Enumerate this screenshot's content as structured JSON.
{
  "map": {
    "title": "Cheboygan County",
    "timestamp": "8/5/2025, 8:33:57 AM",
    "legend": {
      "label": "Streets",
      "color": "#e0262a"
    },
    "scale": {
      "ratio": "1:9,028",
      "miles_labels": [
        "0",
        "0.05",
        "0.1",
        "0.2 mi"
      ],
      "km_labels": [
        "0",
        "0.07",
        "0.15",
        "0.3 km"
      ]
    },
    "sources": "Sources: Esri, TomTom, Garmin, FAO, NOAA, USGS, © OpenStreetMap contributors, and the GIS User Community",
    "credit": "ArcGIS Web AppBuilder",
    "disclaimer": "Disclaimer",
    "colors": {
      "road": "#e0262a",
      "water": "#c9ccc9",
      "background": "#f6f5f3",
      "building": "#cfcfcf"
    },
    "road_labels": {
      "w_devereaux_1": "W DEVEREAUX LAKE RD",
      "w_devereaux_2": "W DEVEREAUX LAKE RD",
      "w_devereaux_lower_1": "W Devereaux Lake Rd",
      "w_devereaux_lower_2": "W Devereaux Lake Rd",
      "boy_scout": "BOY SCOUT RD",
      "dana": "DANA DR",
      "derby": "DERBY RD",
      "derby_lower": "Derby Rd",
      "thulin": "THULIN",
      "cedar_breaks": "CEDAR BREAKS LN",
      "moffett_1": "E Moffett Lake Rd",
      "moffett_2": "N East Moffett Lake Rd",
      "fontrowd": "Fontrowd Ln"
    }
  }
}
# # #
Repeat the data verbatim.

Enumerate this screenshot's content as structured JSON.
{
  "map": {
    "title": "Cheboygan County",
    "timestamp": "8/5/2025, 8:33:57 AM",
    "legend": {
      "label": "Streets",
      "color": "#e0262a"
    },
    "scale": {
      "ratio": "1:9,028",
      "miles_labels": [
        "0",
        "0.05",
        "0.1",
        "0.2 mi"
      ],
      "km_labels": [
        "0",
        "0.07",
        "0.15",
        "0.3 km"
      ]
    },
    "sources": "Sources: Esri, TomTom, Garmin, FAO, NOAA, USGS, © OpenStreetMap contributors, and the GIS User Community",
    "credit": "ArcGIS Web AppBuilder",
    "disclaimer": "Disclaimer",
    "colors": {
      "road": "#e0262a",
      "water": "#c9ccc9",
      "background": "#f6f5f3",
      "building": "#cfcfcf"
    },
    "road_labels": {
      "w_devereaux_1": "W DEVEREAUX LAKE RD",
      "w_devereaux_2": "W DEVEREAUX LAKE RD",
      "w_devereaux_lower_1": "W Devereaux Lake Rd",
      "w_devereaux_lower_2": "W Devereaux Lake Rd",
      "boy_scout": "BOY SCOUT RD",
      "dana": "DANA DR",
      "derby": "DERBY RD",
      "derby_lower": "Derby Rd",
      "thulin": "THULIN",
      "cedar_breaks": "CEDAR BREAKS LN",
      "moffett_1": "E Moffett Lake Rd",
      "moffett_2": "N East Moffett Lake Rd",
      "fontrowd": "Fontrowd Ln"
    }
  }
}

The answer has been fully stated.